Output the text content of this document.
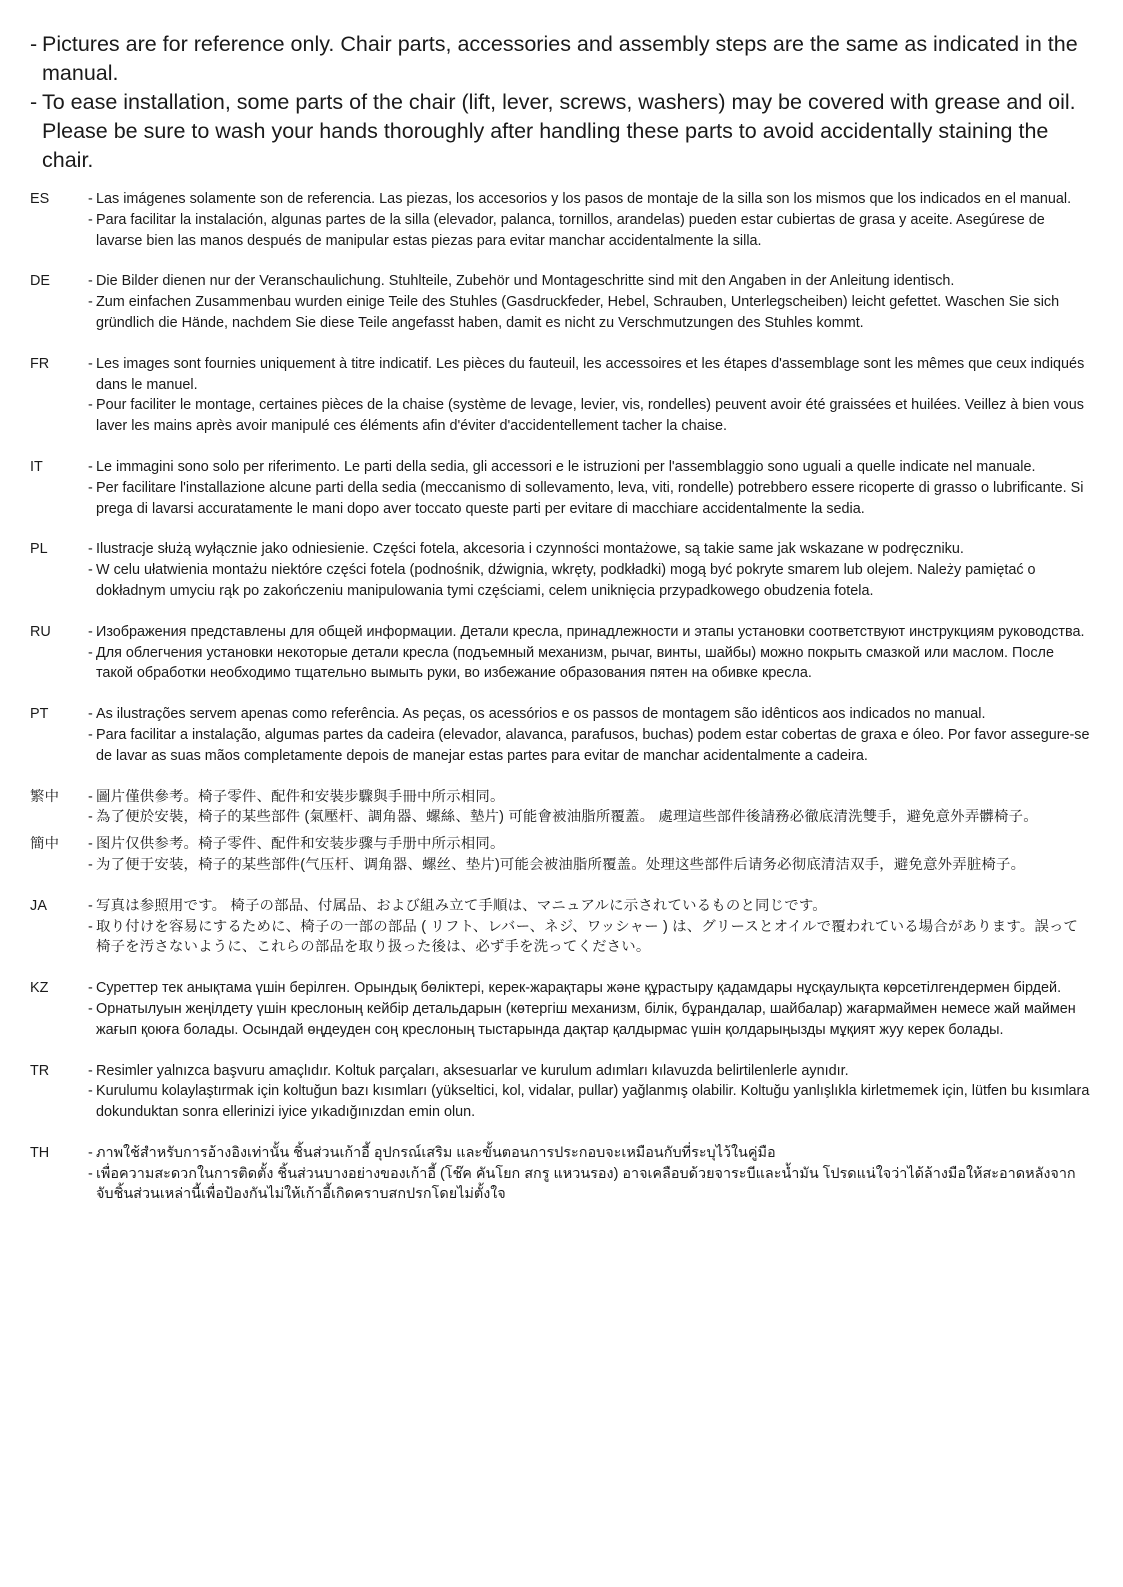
- Pictures are for reference only. Chair parts, accessories and assembly steps are the same as indicated in the manual.
- To ease installation, some parts of the chair (lift, lever, screws, washers) may be covered with grease and oil. Please be sure to wash your hands thoroughly after handling these parts to avoid accidentally staining the chair.
ES	- Las imágenes solamente son de referencia. Las piezas, los accesorios y los pasos de montaje de la silla son los mismos que los indicados en el manual.
- Para facilitar la instalación, algunas partes de la silla (elevador, palanca, tornillos, arandelas) pueden estar cubiertas de grasa y aceite. Asegúrese de lavarse bien las manos después de manipular estas piezas para evitar manchar accidentalmente la silla.
DE	- Die Bilder dienen nur der Veranschaulichung. Stuhlteile, Zubehör und Montageschritte sind mit den Angaben in der Anleitung identisch.
- Zum einfachen Zusammenbau wurden einige Teile des Stuhles (Gasdruckfeder, Hebel, Schrauben, Unterlegscheiben) leicht gefettet. Waschen Sie sich gründlich die Hände, nachdem Sie diese Teile angefasst haben, damit es nicht zu Verschmutzungen des Stuhles kommt.
FR	- Les images sont fournies uniquement à titre indicatif. Les pièces du fauteuil, les accessoires et les étapes d'assemblage sont les mêmes que ceux indiqués dans le manuel.
- Pour faciliter le montage, certaines pièces de la chaise (système de levage, levier, vis, rondelles) peuvent avoir été graissées et huilées. Veillez à bien vous laver les mains après avoir manipulé ces éléments afin d'éviter d'accidentellement tacher la chaise.
IT	- Le immagini sono solo per riferimento. Le parti della sedia, gli accessori e le istruzioni per l'assemblaggio sono uguali a quelle indicate nel manuale.
- Per facilitare l'installazione alcune parti della sedia (meccanismo di sollevamento, leva, viti, rondelle) potrebbero essere ricoperte di grasso o lubrificante. Si prega di lavarsi accuratamente le mani dopo aver toccato queste parti per evitare di macchiare accidentalmente la sedia.
PL	- Ilustracje służą wyłącznie jako odniesienie. Części fotela, akcesoria i czynności montażowe, są takie same jak wskazane w podręczniku.
- W celu ułatwienia montażu niektóre części fotela (podnośnik, dźwignia, wkręty, podkładki) mogą być pokryte smarem lub olejem. Należy pamiętać o dokładnym umyciu rąk po zakończeniu manipulowania tymi częściami, celem uniknięcia przypadkowego obudzenia fotela.
RU	- Изображения представлены для общей информации. Детали кресла, принадлежности и этапы установки соответствуют инструкциям руководства.
- Для облегчения установки некоторые детали кресла (подъемный механизм, рычаг, винты, шайбы) можно покрыть смазкой или маслом. После такой обработки необходимо тщательно вымыть руки, во избежание образования пятен на обивке кресла.
PT	- As ilustrações servem apenas como referência. As peças, os acessórios e os passos de montagem são idênticos aos indicados no manual.
- Para facilitar a instalação, algumas partes da cadeira (elevador, alavanca, parafusos, buchas) podem estar cobertas de graxa e óleo. Por favor assegure-se de lavar as suas mãos completamente depois de manejar estas partes para evitar de manchar acidentalmente a cadeira.
繁中	- 圖片僅供參考。椅子零件、配件和安裝步驟與手冊中所示相同。
- 為了便於安裝，椅子的某些部件 (氣壓杆、調角器、螺絲、墊片) 可能會被油脂所覆蓋。 處理這些部件後請務必徹底清洗雙手，避免意外弄髒椅子。
簡中	- 图片仅供参考。椅子零件、配件和安装步骤与手册中所示相同。
- 为了便于安装，椅子的某些部件(气压杆、调角器、螺丝、垫片)可能会被油脂所覆盖。处理这些部件后请务必彻底清洁双手，避免意外弄脏椅子。
JA	- 写真は参照用です。 椅子の部品、付属品、および組み立て手順は、マニュアルに示されているものと同じです。
- 取り付けを容易にするために、椅子の一部の部品 ( リフト、レバー、ネジ、ワッシャー ) は、グリースとオイルで覆われている場合があります。誤って椅子を汚さないように、これらの部品を取り扱った後は、必ず手を洗ってください。
KZ	- Суреттер тек анықтама үшін берілген. Орындық бөліктері, керек-жарақтары және құрастыру қадамдары нұсқаулықта көрсетілгендермен бірдей.
- Орнатылуын жеңілдету үшін креслоның кейбір детальдарын (көтергіш механизм, білік, бұрандалар, шайбалар) жағармаймен немесе жай маймен жағып қоюға болады. Осындай өңдеуден соң креслоның тыстарында дақтар қалдырмас үшін қолдарыңызды мұқият жуу керек болады.
TR	- Resimler yalnızca başvuru amaçlıdır. Koltuk parçaları, aksesuarlar ve kurulum adımları kılavuzda belirtilenlerle aynıdır.
- Kurulumu kolaylaştırmak için koltuğun bazı kısımları (yükseltici, kol, vidalar, pullar) yağlanmış olabilir. Koltuğu yanlışlıkla kirletmemek için, lütfen bu kısımlara dokunduktan sonra ellerinizi iyice yıkadığınızdan emin olun.
TH	- ภาพใช้สำหรับการอ้างอิงเท่านั้น ชิ้นส่วนเก้าอี้ อุปกรณ์เสริม และขั้นตอนการประกอบจะเหมือนกับที่ระบุไว้ในคู่มือ
- เพื่อความสะดวกในการติดตั้ง ชิ้นส่วนบางอย่างของเก้าอี้ (โช๊ค คันโยก สกรู แหวนรอง) อาจเคลือบด้วยจาระบีและน้ำมัน โปรดแน่ใจว่าได้ล้างมือให้สะอาดหลังจากจับชิ้นส่วนเหล่านี้เพื่อป้องกันไม่ให้เก้าอี้เกิดคราบสกปรกโดยไม่ตั้งใจ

____________________

[WORK REQUIRED] Whenever the word "椅子的某些部件" occurs in a line of the listing above, return that line.

[YOUR SOLUTION]
- 為了便於安裝，椅子的某些部件 (氣壓杆、調角器、螺絲、墊片) 可能會被油脂所覆蓋。 處理這些部件後請務必徹底清洗雙手，避免意外弄髒椅子。
- 为了便于安装，椅子的某些部件(气压杆、调角器、螺丝、垫片)可能会被油脂所覆盖。处理这些部件后请务必彻底清洁双手，避免意外弄脏椅子。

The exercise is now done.